YOUR INSTRUCTIONS:
Identify every line in the records below that contains the word "კამპანია", and copy each of those lines.

ROWS:
▶

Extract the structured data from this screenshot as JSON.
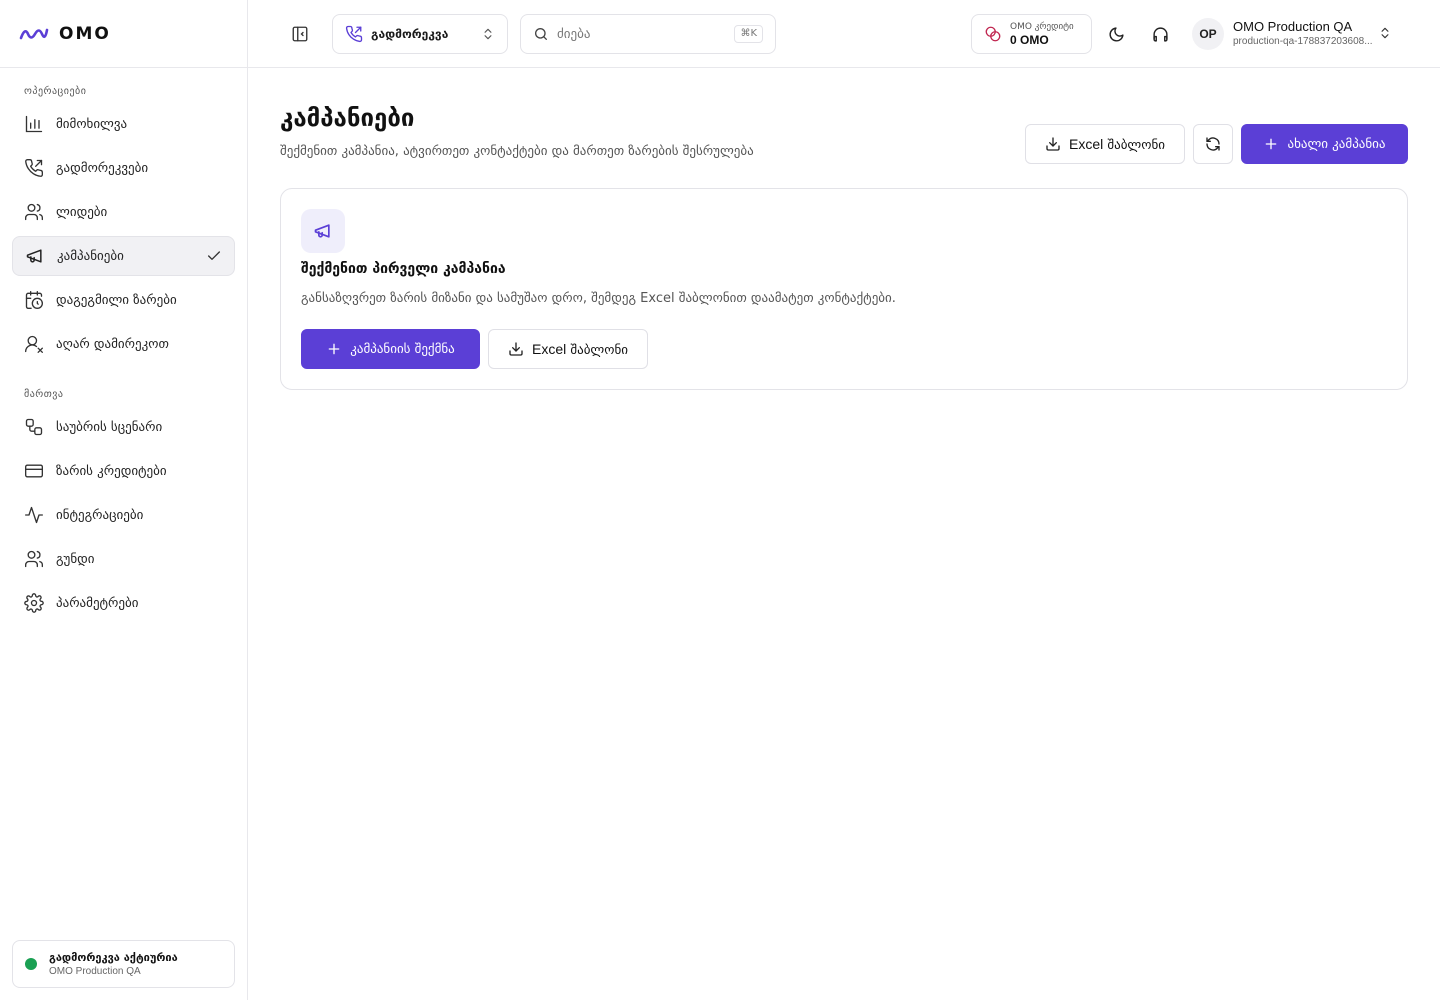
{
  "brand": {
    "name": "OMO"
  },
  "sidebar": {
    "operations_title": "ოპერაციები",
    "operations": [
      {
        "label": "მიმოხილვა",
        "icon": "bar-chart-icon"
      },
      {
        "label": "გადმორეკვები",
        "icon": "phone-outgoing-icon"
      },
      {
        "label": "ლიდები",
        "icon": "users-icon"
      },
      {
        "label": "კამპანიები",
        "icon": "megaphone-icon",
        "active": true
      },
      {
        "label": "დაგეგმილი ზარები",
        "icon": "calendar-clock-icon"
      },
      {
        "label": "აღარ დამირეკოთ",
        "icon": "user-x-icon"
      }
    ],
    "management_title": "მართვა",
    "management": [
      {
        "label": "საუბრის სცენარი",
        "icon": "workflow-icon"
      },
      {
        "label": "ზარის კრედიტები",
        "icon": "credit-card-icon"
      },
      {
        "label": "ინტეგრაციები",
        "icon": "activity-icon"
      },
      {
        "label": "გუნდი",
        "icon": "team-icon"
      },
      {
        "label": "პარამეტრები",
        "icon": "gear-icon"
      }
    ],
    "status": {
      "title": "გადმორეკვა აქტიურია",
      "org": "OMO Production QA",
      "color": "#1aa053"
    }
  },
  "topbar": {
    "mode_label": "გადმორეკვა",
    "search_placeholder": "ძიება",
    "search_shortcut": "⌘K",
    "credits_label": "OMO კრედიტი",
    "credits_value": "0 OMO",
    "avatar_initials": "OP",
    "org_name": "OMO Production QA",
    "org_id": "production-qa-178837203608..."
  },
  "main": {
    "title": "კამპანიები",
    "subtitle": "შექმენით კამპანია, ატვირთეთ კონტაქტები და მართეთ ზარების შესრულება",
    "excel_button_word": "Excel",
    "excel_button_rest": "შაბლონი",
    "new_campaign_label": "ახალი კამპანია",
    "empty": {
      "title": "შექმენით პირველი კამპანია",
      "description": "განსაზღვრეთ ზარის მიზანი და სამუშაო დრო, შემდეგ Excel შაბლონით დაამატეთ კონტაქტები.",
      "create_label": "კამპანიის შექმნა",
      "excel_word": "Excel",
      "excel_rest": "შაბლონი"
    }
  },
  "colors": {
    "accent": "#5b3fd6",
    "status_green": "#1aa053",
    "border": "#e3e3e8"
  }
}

◀

EXERCISE OUTPUT:
    "subtitle": "შექმენით კამპანია, ატვირთეთ კონტაქტები და მართეთ ზარების შესრულება",
    "new_campaign_label": "ახალი კამპანია",
      "title": "შექმენით პირველი კამპანია",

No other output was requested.